**WHAT IS EXPECTED**
Reproduce the records below in their entirety, character for character.

**DATASET**
____

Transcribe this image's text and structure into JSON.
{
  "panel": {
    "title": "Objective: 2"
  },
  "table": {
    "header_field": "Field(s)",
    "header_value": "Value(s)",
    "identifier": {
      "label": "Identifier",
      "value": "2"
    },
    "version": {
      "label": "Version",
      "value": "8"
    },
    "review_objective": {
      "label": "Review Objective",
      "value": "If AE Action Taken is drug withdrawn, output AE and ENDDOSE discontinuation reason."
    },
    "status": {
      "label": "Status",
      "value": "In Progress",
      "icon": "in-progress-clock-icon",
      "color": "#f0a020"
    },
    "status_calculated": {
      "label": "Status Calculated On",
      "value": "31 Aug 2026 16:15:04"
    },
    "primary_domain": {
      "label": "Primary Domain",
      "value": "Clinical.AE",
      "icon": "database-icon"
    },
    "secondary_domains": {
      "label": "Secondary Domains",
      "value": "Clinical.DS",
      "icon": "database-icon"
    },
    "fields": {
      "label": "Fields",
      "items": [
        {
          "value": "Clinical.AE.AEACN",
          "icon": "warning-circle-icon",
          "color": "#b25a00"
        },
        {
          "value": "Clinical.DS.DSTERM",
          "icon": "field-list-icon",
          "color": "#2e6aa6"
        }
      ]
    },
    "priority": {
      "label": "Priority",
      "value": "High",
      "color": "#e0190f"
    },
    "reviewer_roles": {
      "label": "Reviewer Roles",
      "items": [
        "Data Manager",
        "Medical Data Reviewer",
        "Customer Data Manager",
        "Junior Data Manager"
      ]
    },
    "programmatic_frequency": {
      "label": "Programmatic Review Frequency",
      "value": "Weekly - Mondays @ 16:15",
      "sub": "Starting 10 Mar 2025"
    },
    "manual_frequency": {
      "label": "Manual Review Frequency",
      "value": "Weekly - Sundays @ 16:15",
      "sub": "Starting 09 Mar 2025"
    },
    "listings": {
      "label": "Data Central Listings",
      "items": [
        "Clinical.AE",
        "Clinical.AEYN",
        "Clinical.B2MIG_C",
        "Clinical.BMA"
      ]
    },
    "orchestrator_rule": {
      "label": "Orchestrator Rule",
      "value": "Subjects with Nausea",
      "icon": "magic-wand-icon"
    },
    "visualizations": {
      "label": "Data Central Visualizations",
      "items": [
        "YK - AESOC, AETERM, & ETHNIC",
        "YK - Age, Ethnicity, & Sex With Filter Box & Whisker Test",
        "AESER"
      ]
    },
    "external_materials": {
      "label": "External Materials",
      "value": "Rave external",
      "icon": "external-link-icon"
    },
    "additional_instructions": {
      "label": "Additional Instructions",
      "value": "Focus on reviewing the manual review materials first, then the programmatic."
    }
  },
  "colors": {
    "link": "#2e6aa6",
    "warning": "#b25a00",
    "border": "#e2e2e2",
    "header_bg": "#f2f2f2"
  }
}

____

**SOLVED PROBLEM**
Transcribe this image's text and structure into JSON.
{
  "panel": {
    "title": "Objective: 2"
  },
  "table": {
    "header_field": "Field(s)",
    "header_value": "Value(s)",
    "identifier": {
      "label": "Identifier",
      "value": "2"
    },
    "version": {
      "label": "Version",
      "value": "8"
    },
    "review_objective": {
      "label": "Review Objective",
      "value": "If AE Action Taken is drug withdrawn, output AE and ENDDOSE discontinuation reason."
    },
    "status": {
      "label": "Status",
      "value": "In Progress",
      "icon": "in-progress-clock-icon",
      "color": "#f0a020"
    },
    "status_calculated": {
      "label": "Status Calculated On",
      "value": "31 Aug 2026 16:15:04"
    },
    "primary_domain": {
      "label": "Primary Domain",
      "value": "Clinical.AE",
      "icon": "database-icon"
    },
    "secondary_domains": {
      "label": "Secondary Domains",
      "value": "Clinical.DS",
      "icon": "database-icon"
    },
    "fields": {
      "label": "Fields",
      "items": [
        {
          "value": "Clinical.AE.AEACN",
          "icon": "warning-circle-icon",
          "color": "#b25a00"
        },
        {
          "value": "Clinical.DS.DSTERM",
          "icon": "field-list-icon",
          "color": "#2e6aa6"
        }
      ]
    },
    "priority": {
      "label": "Priority",
      "value": "High",
      "color": "#e0190f"
    },
    "reviewer_roles": {
      "label": "Reviewer Roles",
      "items": [
        "Data Manager",
        "Medical Data Reviewer",
        "Customer Data Manager",
        "Junior Data Manager"
      ]
    },
    "programmatic_frequency": {
      "label": "Programmatic Review Frequency",
      "value": "Weekly - Mondays @ 16:15",
      "sub": "Starting 10 Mar 2025"
    },
    "manual_frequency": {
      "label": "Manual Review Frequency",
      "value": "Weekly - Sundays @ 16:15",
      "sub": "Starting 09 Mar 2025"
    },
    "listings": {
      "label": "Data Central Listings",
      "items": [
        "Clinical.AE",
        "Clinical.AEYN",
        "Clinical.B2MIG_C",
        "Clinical.BMA"
      ]
    },
    "orchestrator_rule": {
      "label": "Orchestrator Rule",
      "value": "Subjects with Nausea",
      "icon": "magic-wand-icon"
    },
    "visualizations": {
      "label": "Data Central Visualizations",
      "items": [
        "YK - AESOC, AETERM, & ETHNIC",
        "YK - Age, Ethnicity, & Sex With Filter Box & Whisker Test",
        "AESER"
      ]
    },
    "external_materials": {
      "label": "External Materials",
      "value": "Rave external",
      "icon": "external-link-icon"
    },
    "additional_instructions": {
      "label": "Additional Instructions",
      "value": "Focus on reviewing the manual review materials first, then the programmatic."
    }
  },
  "colors": {
    "link": "#2e6aa6",
    "warning": "#b25a00",
    "border": "#e2e2e2",
    "header_bg": "#f2f2f2"
  }
}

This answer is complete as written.